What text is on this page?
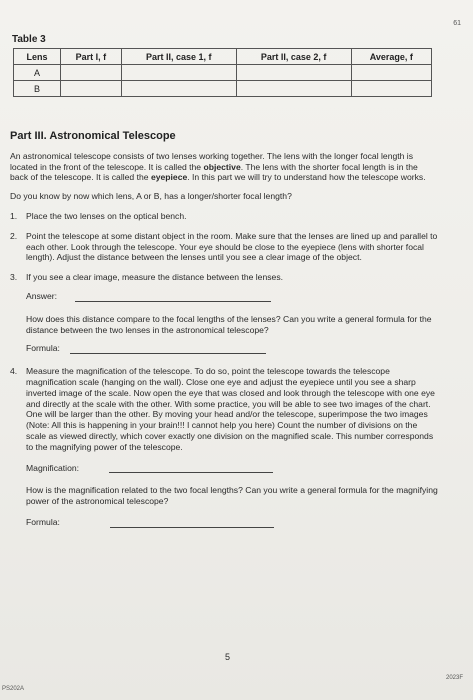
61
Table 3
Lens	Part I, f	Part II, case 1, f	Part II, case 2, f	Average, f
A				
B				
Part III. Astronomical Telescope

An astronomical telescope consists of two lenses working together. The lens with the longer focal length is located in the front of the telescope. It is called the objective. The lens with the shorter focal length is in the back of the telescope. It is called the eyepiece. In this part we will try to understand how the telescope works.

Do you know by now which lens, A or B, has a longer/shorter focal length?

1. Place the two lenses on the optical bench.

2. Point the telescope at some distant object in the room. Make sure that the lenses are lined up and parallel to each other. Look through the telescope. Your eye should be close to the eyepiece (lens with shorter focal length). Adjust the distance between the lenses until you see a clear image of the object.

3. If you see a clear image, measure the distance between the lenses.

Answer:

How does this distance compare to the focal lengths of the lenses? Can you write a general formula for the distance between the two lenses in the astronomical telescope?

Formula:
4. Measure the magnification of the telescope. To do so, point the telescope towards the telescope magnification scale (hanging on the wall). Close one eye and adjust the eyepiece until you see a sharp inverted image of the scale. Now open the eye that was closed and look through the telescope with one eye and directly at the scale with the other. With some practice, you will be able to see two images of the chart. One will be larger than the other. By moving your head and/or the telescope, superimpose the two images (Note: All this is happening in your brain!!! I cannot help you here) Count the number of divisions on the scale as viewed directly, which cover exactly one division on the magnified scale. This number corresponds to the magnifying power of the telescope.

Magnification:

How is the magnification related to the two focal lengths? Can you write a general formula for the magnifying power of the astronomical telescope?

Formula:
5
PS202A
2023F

What needs to be done>
Will you set down the records word for word while leaving out every picture?

The output>
What text is on this page?
61
Table 3
Lens	Part I, f	Part II, case 1, f	Part II, case 2, f	Average, f
A				
B				
Part III. Astronomical Telescope

An astronomical telescope consists of two lenses working together. The lens with the longer focal length is located in the front of the telescope. It is called the objective. The lens with the shorter focal length is in the back of the telescope. It is called the eyepiece. In this part we will try to understand how the telescope works.

Do you know by now which lens, A or B, has a longer/shorter focal length?

1. Place the two lenses on the optical bench.

2. Point the telescope at some distant object in the room. Make sure that the lenses are lined up and parallel to each other. Look through the telescope. Your eye should be close to the eyepiece (lens with shorter focal length). Adjust the distance between the lenses until you see a clear image of the object.

3. If you see a clear image, measure the distance between the lenses.

Answer:

How does this distance compare to the focal lengths of the lenses? Can you write a general formula for the distance between the two lenses in the astronomical telescope?

Formula:
4. Measure the magnification of the telescope. To do so, point the telescope towards the telescope magnification scale (hanging on the wall). Close one eye and adjust the eyepiece until you see a sharp inverted image of the scale. Now open the eye that was closed and look through the telescope with one eye and directly at the scale with the other. With some practice, you will be able to see two images of the chart. One will be larger than the other. By moving your head and/or the telescope, superimpose the two images (Note: All this is happening in your brain!!! I cannot help you here) Count the number of divisions on the scale as viewed directly, which cover exactly one division on the magnified scale. This number corresponds to the magnifying power of the telescope.

Magnification:

How is the magnification related to the two focal lengths? Can you write a general formula for the magnifying power of the astronomical telescope?

Formula:
5
PS202A
2023F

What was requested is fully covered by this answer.